- [Extracted records]
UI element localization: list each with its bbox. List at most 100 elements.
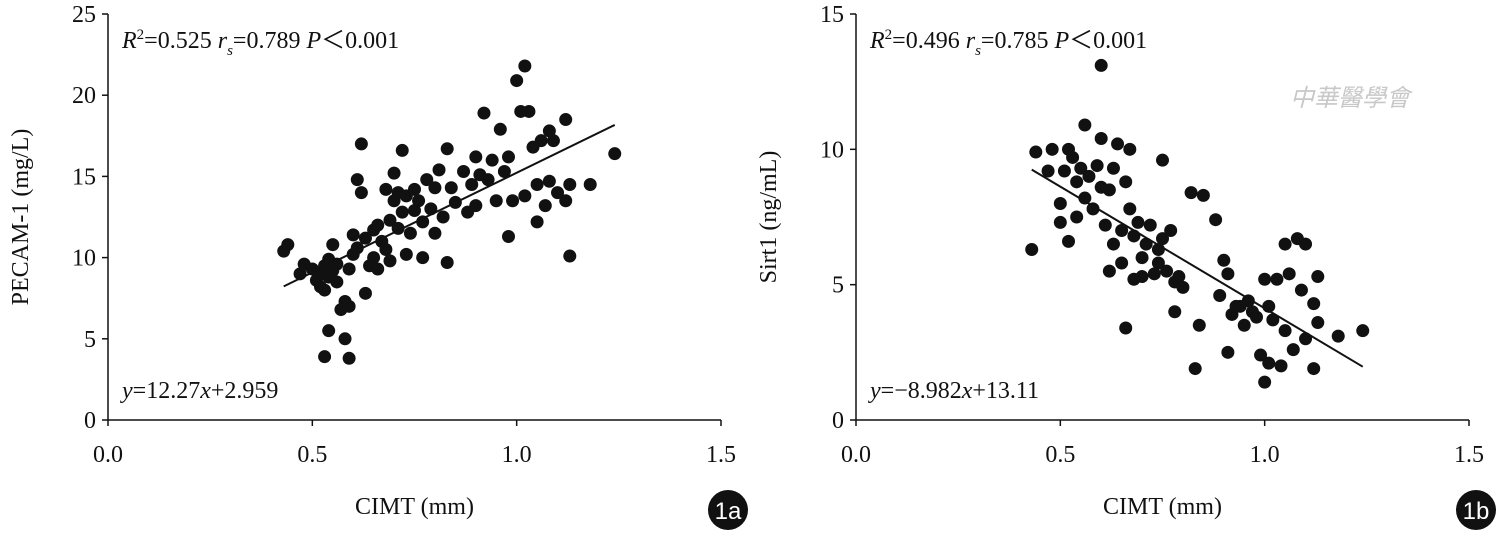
- scatter-point: [330, 257, 344, 271]
- y-tick-label: 15: [72, 164, 96, 190]
- x-tick-label: 0.0: [841, 442, 871, 468]
- x-tick-label: 0.5: [1045, 442, 1075, 468]
- scatter-point: [318, 350, 332, 364]
- scatter-point: [1270, 272, 1284, 286]
- scatter-point: [522, 104, 536, 118]
- stats-annotation: R2=0.525 rs=0.789 P＜0.001: [121, 27, 399, 59]
- scatter-point: [1160, 264, 1174, 278]
- scatter-point: [342, 262, 356, 276]
- scatter-point: [1172, 270, 1186, 284]
- y-tick-label: 20: [72, 83, 96, 109]
- text-part: x: [199, 378, 211, 404]
- scatter-point: [1102, 183, 1116, 197]
- equation: y=12.27x+2.959: [120, 378, 278, 404]
- x-tick-label: 1.5: [1454, 442, 1484, 468]
- scatter-point: [1123, 142, 1137, 156]
- scatter-point: [1213, 288, 1227, 302]
- scatter-point: [485, 153, 499, 167]
- text-part: r: [218, 28, 228, 54]
- text-part: R: [869, 28, 885, 54]
- fit-line: [283, 124, 616, 288]
- scatter-point: [506, 194, 520, 208]
- y-tick-label: 25: [72, 2, 96, 28]
- scatter-point: [354, 186, 368, 200]
- scatter-point: [1131, 215, 1145, 229]
- x-tick-label: 1.5: [706, 442, 736, 468]
- scatter-point: [428, 181, 442, 195]
- y-tick-label: 10: [820, 137, 844, 163]
- x-tick-label: 0.5: [297, 442, 327, 468]
- scatter-point: [489, 194, 503, 208]
- x-axis-label: CIMT (mm): [355, 494, 474, 520]
- equation: y=−8.982x+13.11: [868, 378, 1039, 404]
- scatter-point: [412, 194, 426, 208]
- scatter-point: [1041, 164, 1055, 178]
- scatter-point: [534, 134, 548, 148]
- scatter-point: [530, 178, 544, 192]
- scatter-point: [1331, 329, 1345, 343]
- scatter-point: [559, 194, 573, 208]
- scatter-point: [1086, 202, 1100, 216]
- text-part: s: [227, 43, 233, 59]
- scatter-point: [1356, 324, 1370, 338]
- scatter-point: [1029, 145, 1043, 159]
- scatter-point: [371, 218, 385, 232]
- scatter-point: [416, 251, 430, 265]
- scatter-point: [1217, 253, 1231, 267]
- scatter-point: [1147, 267, 1161, 281]
- scatter-point: [383, 213, 397, 227]
- scatter-point: [1266, 313, 1280, 327]
- y-tick-label: 0: [84, 408, 96, 434]
- text-part: s: [975, 43, 981, 59]
- scatter-point: [383, 254, 397, 268]
- scatter-point: [1278, 324, 1292, 338]
- scatter-point: [444, 181, 458, 195]
- scatter-point: [1070, 210, 1084, 224]
- scatter-point: [395, 143, 409, 157]
- scatter-point: [1286, 343, 1300, 357]
- scatter-point: [1078, 191, 1092, 205]
- scatter-point: [342, 351, 356, 365]
- scatter-point: [342, 299, 356, 313]
- scatter-point: [1294, 283, 1308, 297]
- y-axis-label: PECAM-1 (mg/L): [8, 129, 34, 306]
- scatter-point: [1070, 175, 1084, 189]
- scatter-point: [318, 283, 332, 297]
- text-part: R: [121, 28, 137, 54]
- scatter-point: [1062, 234, 1076, 248]
- scatter-point: [559, 113, 573, 127]
- scatter-point: [551, 186, 565, 200]
- scatter-point: [1299, 237, 1313, 251]
- scatter-point: [493, 122, 507, 136]
- text-part: P: [305, 28, 321, 54]
- scatter-point: [518, 59, 532, 73]
- scatter-point: [1111, 137, 1125, 151]
- scatter-point: [457, 165, 471, 179]
- scatter-point: [1106, 161, 1120, 175]
- scatter-point: [1045, 142, 1059, 156]
- scatter-point: [1102, 264, 1116, 278]
- scatter-point: [469, 150, 483, 164]
- x-axis-label: CIMT (mm): [1103, 494, 1222, 520]
- scatter-point: [408, 182, 421, 196]
- scatter-point: [1078, 118, 1092, 132]
- scatter-point: [403, 226, 417, 240]
- scatter-point: [1192, 318, 1206, 332]
- scatter-point: [416, 215, 430, 229]
- y-tick-label: 5: [84, 327, 96, 353]
- scatter-point: [358, 286, 372, 300]
- scatter-point: [465, 178, 479, 192]
- scatter-point: [1164, 224, 1178, 238]
- text-part: =0.525: [144, 28, 218, 54]
- scatter-point: [1311, 270, 1325, 284]
- scatter-point: [1278, 237, 1292, 251]
- scatter-point: [428, 226, 442, 240]
- scatter-point: [1156, 153, 1169, 167]
- scatter-point: [432, 163, 446, 177]
- scatter-point: [1209, 213, 1223, 227]
- scatter-point: [1053, 196, 1067, 210]
- text-part: y: [868, 378, 881, 404]
- scatter-point: [501, 229, 515, 243]
- scatter-point: [608, 147, 622, 161]
- scatter-point: [563, 249, 577, 263]
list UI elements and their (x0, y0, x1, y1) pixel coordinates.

- [Goal of the exercise] Write out all of the data above line for line, leaving out the pictures.

- [Solution for this task]
UI element localization: list each with its bbox. List at most 100 elements.
- scatter-point: [330, 257, 344, 271]
- y-tick-label: 15: [72, 164, 96, 190]
- x-tick-label: 0.0: [841, 442, 871, 468]
- x-tick-label: 0.5: [1045, 442, 1075, 468]
- scatter-point: [318, 350, 332, 364]
- scatter-point: [1270, 272, 1284, 286]
- scatter-point: [522, 104, 536, 118]
- stats-annotation: R2=0.525 rs=0.789 P＜0.001: [121, 27, 399, 59]
- scatter-point: [1160, 264, 1174, 278]
- scatter-point: [342, 262, 356, 276]
- scatter-point: [1172, 270, 1186, 284]
- y-tick-label: 20: [72, 83, 96, 109]
- text-part: x: [199, 378, 211, 404]
- scatter-point: [1102, 183, 1116, 197]
- equation: y=12.27x+2.959: [120, 378, 278, 404]
- x-tick-label: 1.5: [1454, 442, 1484, 468]
- scatter-point: [1123, 142, 1137, 156]
- scatter-point: [1213, 288, 1227, 302]
- scatter-point: [485, 153, 499, 167]
- text-part: r: [218, 28, 228, 54]
- text-part: R: [869, 28, 885, 54]
- fit-line: [283, 124, 616, 288]
- scatter-point: [506, 194, 520, 208]
- y-tick-label: 25: [72, 2, 96, 28]
- scatter-point: [354, 186, 368, 200]
- scatter-point: [1131, 215, 1145, 229]
- x-tick-label: 1.5: [706, 442, 736, 468]
- scatter-point: [428, 181, 442, 195]
- y-tick-label: 10: [820, 137, 844, 163]
- x-tick-label: 0.5: [297, 442, 327, 468]
- scatter-point: [489, 194, 503, 208]
- x-axis-label: CIMT (mm): [355, 494, 474, 520]
- equation: y=−8.982x+13.11: [868, 378, 1039, 404]
- scatter-point: [412, 194, 426, 208]
- scatter-point: [1041, 164, 1055, 178]
- scatter-point: [534, 134, 548, 148]
- scatter-point: [530, 178, 544, 192]
- scatter-point: [1331, 329, 1345, 343]
- scatter-point: [559, 194, 573, 208]
- scatter-point: [1086, 202, 1100, 216]
- text-part: s: [227, 43, 233, 59]
- scatter-point: [1356, 324, 1370, 338]
- scatter-point: [1029, 145, 1043, 159]
- scatter-point: [371, 218, 385, 232]
- scatter-point: [416, 251, 430, 265]
- scatter-point: [1217, 253, 1231, 267]
- scatter-point: [1147, 267, 1161, 281]
- scatter-point: [383, 213, 397, 227]
- scatter-point: [1266, 313, 1280, 327]
- y-tick-label: 0: [84, 408, 96, 434]
- text-part: s: [975, 43, 981, 59]
- scatter-point: [383, 254, 397, 268]
- scatter-point: [1278, 324, 1292, 338]
- scatter-point: [444, 181, 458, 195]
- scatter-point: [1070, 210, 1084, 224]
- scatter-point: [395, 143, 409, 157]
- scatter-point: [1286, 343, 1300, 357]
- scatter-point: [1078, 191, 1092, 205]
- scatter-point: [342, 351, 356, 365]
- scatter-point: [342, 299, 356, 313]
- scatter-point: [1294, 283, 1308, 297]
- y-axis-label: PECAM-1 (mg/L): [8, 129, 34, 306]
- scatter-point: [1070, 175, 1084, 189]
- scatter-point: [318, 283, 332, 297]
- text-part: R: [121, 28, 137, 54]
- scatter-point: [1062, 234, 1076, 248]
- scatter-point: [559, 113, 573, 127]
- scatter-point: [551, 186, 565, 200]
- scatter-point: [1299, 237, 1313, 251]
- scatter-point: [493, 122, 507, 136]
- text-part: P: [305, 28, 321, 54]
- scatter-point: [518, 59, 532, 73]
- scatter-point: [1111, 137, 1125, 151]
- scatter-point: [457, 165, 471, 179]
- scatter-point: [1106, 161, 1120, 175]
- scatter-point: [1045, 142, 1059, 156]
- scatter-point: [1102, 264, 1116, 278]
- scatter-point: [469, 150, 483, 164]
- x-axis-label: CIMT (mm): [1103, 494, 1222, 520]
- scatter-point: [408, 182, 421, 196]
- scatter-point: [1078, 118, 1092, 132]
- scatter-point: [403, 226, 417, 240]
- scatter-point: [1192, 318, 1206, 332]
- scatter-point: [416, 215, 430, 229]
- y-tick-label: 5: [84, 327, 96, 353]
- scatter-point: [358, 286, 372, 300]
- scatter-point: [465, 178, 479, 192]
- scatter-point: [1164, 224, 1178, 238]
- text-part: =0.525: [144, 28, 218, 54]
- scatter-point: [1311, 270, 1325, 284]
- scatter-point: [1278, 237, 1292, 251]
- scatter-point: [428, 226, 442, 240]
- scatter-point: [1156, 153, 1169, 167]
- scatter-point: [432, 163, 446, 177]
- scatter-point: [1209, 213, 1223, 227]
- scatter-point: [1053, 196, 1067, 210]
- text-part: y: [868, 378, 881, 404]
- scatter-point: [501, 229, 515, 243]
- scatter-point: [608, 147, 622, 161]
- scatter-point: [563, 249, 577, 263]
list UI elements and their (x0, y0, x1, y1) pixel coordinates.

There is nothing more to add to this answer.